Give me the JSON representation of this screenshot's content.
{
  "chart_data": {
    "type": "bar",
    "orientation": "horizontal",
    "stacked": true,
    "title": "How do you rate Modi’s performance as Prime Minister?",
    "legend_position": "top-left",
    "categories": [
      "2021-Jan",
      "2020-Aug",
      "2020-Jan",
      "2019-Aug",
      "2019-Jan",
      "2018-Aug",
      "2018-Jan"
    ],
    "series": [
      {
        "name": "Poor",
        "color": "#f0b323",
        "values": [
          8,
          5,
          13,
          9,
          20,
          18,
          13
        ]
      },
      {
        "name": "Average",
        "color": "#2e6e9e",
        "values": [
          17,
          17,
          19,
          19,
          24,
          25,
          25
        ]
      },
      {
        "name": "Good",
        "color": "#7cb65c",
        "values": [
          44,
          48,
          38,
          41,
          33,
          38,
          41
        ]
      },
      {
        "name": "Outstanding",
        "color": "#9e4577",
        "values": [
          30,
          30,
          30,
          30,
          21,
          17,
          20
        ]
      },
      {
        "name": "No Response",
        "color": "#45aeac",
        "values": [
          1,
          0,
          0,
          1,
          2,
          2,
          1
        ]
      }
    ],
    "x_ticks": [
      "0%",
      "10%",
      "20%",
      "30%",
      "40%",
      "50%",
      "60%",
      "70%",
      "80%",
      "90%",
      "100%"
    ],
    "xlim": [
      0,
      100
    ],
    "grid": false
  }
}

· · ·

* **Directive**: Identify each line in the records above containing the word "color"; copy those lines.

* **In response**:
        "color": "#f0b323",
        "color": "#2e6e9e",
        "color": "#7cb65c",
        "color": "#9e4577",
        "color": "#45aeac",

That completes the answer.